Data entries for graphics
:::::

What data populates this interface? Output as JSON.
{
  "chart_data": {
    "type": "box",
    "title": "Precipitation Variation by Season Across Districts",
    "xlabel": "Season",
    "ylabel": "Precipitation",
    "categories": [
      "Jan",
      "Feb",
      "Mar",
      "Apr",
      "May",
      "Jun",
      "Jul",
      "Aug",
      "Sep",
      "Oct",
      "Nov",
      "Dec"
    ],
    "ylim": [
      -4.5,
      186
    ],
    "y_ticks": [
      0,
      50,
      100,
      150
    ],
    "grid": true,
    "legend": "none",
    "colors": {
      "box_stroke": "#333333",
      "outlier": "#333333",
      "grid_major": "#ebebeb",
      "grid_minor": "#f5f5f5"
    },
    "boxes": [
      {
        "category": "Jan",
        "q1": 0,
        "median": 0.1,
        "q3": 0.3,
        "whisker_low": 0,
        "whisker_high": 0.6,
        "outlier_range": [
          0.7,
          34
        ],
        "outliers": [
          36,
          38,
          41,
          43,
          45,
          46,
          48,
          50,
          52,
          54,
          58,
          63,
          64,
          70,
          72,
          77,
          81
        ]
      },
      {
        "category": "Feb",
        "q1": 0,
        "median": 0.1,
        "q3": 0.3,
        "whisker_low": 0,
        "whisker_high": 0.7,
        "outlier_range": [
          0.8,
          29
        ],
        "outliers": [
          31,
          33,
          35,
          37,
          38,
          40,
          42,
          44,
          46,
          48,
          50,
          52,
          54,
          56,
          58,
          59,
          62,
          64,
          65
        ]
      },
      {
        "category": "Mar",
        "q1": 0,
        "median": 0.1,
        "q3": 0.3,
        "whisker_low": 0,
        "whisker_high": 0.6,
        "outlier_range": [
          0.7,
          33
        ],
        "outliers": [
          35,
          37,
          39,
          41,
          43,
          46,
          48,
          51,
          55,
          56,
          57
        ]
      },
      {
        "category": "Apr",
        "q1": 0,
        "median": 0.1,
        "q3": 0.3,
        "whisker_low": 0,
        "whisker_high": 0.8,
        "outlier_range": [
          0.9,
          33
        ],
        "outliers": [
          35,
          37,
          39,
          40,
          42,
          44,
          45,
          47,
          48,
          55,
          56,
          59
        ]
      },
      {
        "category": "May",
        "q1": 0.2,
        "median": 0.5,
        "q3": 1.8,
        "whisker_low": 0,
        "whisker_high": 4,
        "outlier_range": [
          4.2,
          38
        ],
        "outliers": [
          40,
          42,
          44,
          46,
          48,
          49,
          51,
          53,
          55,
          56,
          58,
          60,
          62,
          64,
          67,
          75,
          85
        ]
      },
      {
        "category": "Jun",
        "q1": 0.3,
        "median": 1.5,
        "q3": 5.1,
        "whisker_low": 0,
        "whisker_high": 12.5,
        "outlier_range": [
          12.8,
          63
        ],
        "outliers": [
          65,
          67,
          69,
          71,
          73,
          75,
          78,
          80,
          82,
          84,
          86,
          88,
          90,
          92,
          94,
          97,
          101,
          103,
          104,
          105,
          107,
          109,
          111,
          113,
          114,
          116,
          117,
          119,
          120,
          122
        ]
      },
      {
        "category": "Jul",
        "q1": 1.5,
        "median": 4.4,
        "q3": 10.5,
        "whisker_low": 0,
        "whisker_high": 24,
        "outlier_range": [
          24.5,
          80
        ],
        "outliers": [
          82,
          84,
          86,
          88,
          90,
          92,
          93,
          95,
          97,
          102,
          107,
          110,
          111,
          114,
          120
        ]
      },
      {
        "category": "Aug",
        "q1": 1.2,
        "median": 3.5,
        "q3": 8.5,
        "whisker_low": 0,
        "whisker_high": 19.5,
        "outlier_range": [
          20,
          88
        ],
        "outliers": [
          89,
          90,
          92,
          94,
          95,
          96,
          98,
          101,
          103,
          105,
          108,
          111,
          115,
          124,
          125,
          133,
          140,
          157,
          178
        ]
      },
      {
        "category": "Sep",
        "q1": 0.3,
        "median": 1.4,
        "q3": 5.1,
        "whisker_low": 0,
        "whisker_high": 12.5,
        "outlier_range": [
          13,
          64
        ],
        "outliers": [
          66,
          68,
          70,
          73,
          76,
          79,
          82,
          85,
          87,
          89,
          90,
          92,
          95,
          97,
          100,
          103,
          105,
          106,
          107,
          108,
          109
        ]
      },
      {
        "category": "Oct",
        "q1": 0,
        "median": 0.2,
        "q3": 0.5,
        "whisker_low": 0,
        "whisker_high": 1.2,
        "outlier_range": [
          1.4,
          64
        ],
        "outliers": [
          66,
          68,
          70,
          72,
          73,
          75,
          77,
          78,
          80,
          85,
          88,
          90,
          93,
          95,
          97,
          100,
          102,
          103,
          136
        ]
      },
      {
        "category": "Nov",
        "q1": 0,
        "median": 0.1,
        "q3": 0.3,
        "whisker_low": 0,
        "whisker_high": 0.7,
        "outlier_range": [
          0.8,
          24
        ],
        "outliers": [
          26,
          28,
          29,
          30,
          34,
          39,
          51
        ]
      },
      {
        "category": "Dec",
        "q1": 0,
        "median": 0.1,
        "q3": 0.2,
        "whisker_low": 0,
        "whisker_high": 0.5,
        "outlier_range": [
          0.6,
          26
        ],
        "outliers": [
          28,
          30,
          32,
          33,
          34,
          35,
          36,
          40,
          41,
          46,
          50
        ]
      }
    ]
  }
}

:::::

Transcribe all the entries, keeping each one exactly as it is.

■ **Final result**:
What data populates this interface? Output as JSON.
{
  "chart_data": {
    "type": "box",
    "title": "Precipitation Variation by Season Across Districts",
    "xlabel": "Season",
    "ylabel": "Precipitation",
    "categories": [
      "Jan",
      "Feb",
      "Mar",
      "Apr",
      "May",
      "Jun",
      "Jul",
      "Aug",
      "Sep",
      "Oct",
      "Nov",
      "Dec"
    ],
    "ylim": [
      -4.5,
      186
    ],
    "y_ticks": [
      0,
      50,
      100,
      150
    ],
    "grid": true,
    "legend": "none",
    "colors": {
      "box_stroke": "#333333",
      "outlier": "#333333",
      "grid_major": "#ebebeb",
      "grid_minor": "#f5f5f5"
    },
    "boxes": [
      {
        "category": "Jan",
        "q1": 0,
        "median": 0.1,
        "q3": 0.3,
        "whisker_low": 0,
        "whisker_high": 0.6,
        "outlier_range": [
          0.7,
          34
        ],
        "outliers": [
          36,
          38,
          41,
          43,
          45,
          46,
          48,
          50,
          52,
          54,
          58,
          63,
          64,
          70,
          72,
          77,
          81
        ]
      },
      {
        "category": "Feb",
        "q1": 0,
        "median": 0.1,
        "q3": 0.3,
        "whisker_low": 0,
        "whisker_high": 0.7,
        "outlier_range": [
          0.8,
          29
        ],
        "outliers": [
          31,
          33,
          35,
          37,
          38,
          40,
          42,
          44,
          46,
          48,
          50,
          52,
          54,
          56,
          58,
          59,
          62,
          64,
          65
        ]
      },
      {
        "category": "Mar",
        "q1": 0,
        "median": 0.1,
        "q3": 0.3,
        "whisker_low": 0,
        "whisker_high": 0.6,
        "outlier_range": [
          0.7,
          33
        ],
        "outliers": [
          35,
          37,
          39,
          41,
          43,
          46,
          48,
          51,
          55,
          56,
          57
        ]
      },
      {
        "category": "Apr",
        "q1": 0,
        "median": 0.1,
        "q3": 0.3,
        "whisker_low": 0,
        "whisker_high": 0.8,
        "outlier_range": [
          0.9,
          33
        ],
        "outliers": [
          35,
          37,
          39,
          40,
          42,
          44,
          45,
          47,
          48,
          55,
          56,
          59
        ]
      },
      {
        "category": "May",
        "q1": 0.2,
        "median": 0.5,
        "q3": 1.8,
        "whisker_low": 0,
        "whisker_high": 4,
        "outlier_range": [
          4.2,
          38
        ],
        "outliers": [
          40,
          42,
          44,
          46,
          48,
          49,
          51,
          53,
          55,
          56,
          58,
          60,
          62,
          64,
          67,
          75,
          85
        ]
      },
      {
        "category": "Jun",
        "q1": 0.3,
        "median": 1.5,
        "q3": 5.1,
        "whisker_low": 0,
        "whisker_high": 12.5,
        "outlier_range": [
          12.8,
          63
        ],
        "outliers": [
          65,
          67,
          69,
          71,
          73,
          75,
          78,
          80,
          82,
          84,
          86,
          88,
          90,
          92,
          94,
          97,
          101,
          103,
          104,
          105,
          107,
          109,
          111,
          113,
          114,
          116,
          117,
          119,
          120,
          122
        ]
      },
      {
        "category": "Jul",
        "q1": 1.5,
        "median": 4.4,
        "q3": 10.5,
        "whisker_low": 0,
        "whisker_high": 24,
        "outlier_range": [
          24.5,
          80
        ],
        "outliers": [
          82,
          84,
          86,
          88,
          90,
          92,
          93,
          95,
          97,
          102,
          107,
          110,
          111,
          114,
          120
        ]
      },
      {
        "category": "Aug",
        "q1": 1.2,
        "median": 3.5,
        "q3": 8.5,
        "whisker_low": 0,
        "whisker_high": 19.5,
        "outlier_range": [
          20,
          88
        ],
        "outliers": [
          89,
          90,
          92,
          94,
          95,
          96,
          98,
          101,
          103,
          105,
          108,
          111,
          115,
          124,
          125,
          133,
          140,
          157,
          178
        ]
      },
      {
        "category": "Sep",
        "q1": 0.3,
        "median": 1.4,
        "q3": 5.1,
        "whisker_low": 0,
        "whisker_high": 12.5,
        "outlier_range": [
          13,
          64
        ],
        "outliers": [
          66,
          68,
          70,
          73,
          76,
          79,
          82,
          85,
          87,
          89,
          90,
          92,
          95,
          97,
          100,
          103,
          105,
          106,
          107,
          108,
          109
        ]
      },
      {
        "category": "Oct",
        "q1": 0,
        "median": 0.2,
        "q3": 0.5,
        "whisker_low": 0,
        "whisker_high": 1.2,
        "outlier_range": [
          1.4,
          64
        ],
        "outliers": [
          66,
          68,
          70,
          72,
          73,
          75,
          77,
          78,
          80,
          85,
          88,
          90,
          93,
          95,
          97,
          100,
          102,
          103,
          136
        ]
      },
      {
        "category": "Nov",
        "q1": 0,
        "median": 0.1,
        "q3": 0.3,
        "whisker_low": 0,
        "whisker_high": 0.7,
        "outlier_range": [
          0.8,
          24
        ],
        "outliers": [
          26,
          28,
          29,
          30,
          34,
          39,
          51
        ]
      },
      {
        "category": "Dec",
        "q1": 0,
        "median": 0.1,
        "q3": 0.2,
        "whisker_low": 0,
        "whisker_high": 0.5,
        "outlier_range": [
          0.6,
          26
        ],
        "outliers": [
          28,
          30,
          32,
          33,
          34,
          35,
          36,
          40,
          41,
          46,
          50
        ]
      }
    ]
  }
}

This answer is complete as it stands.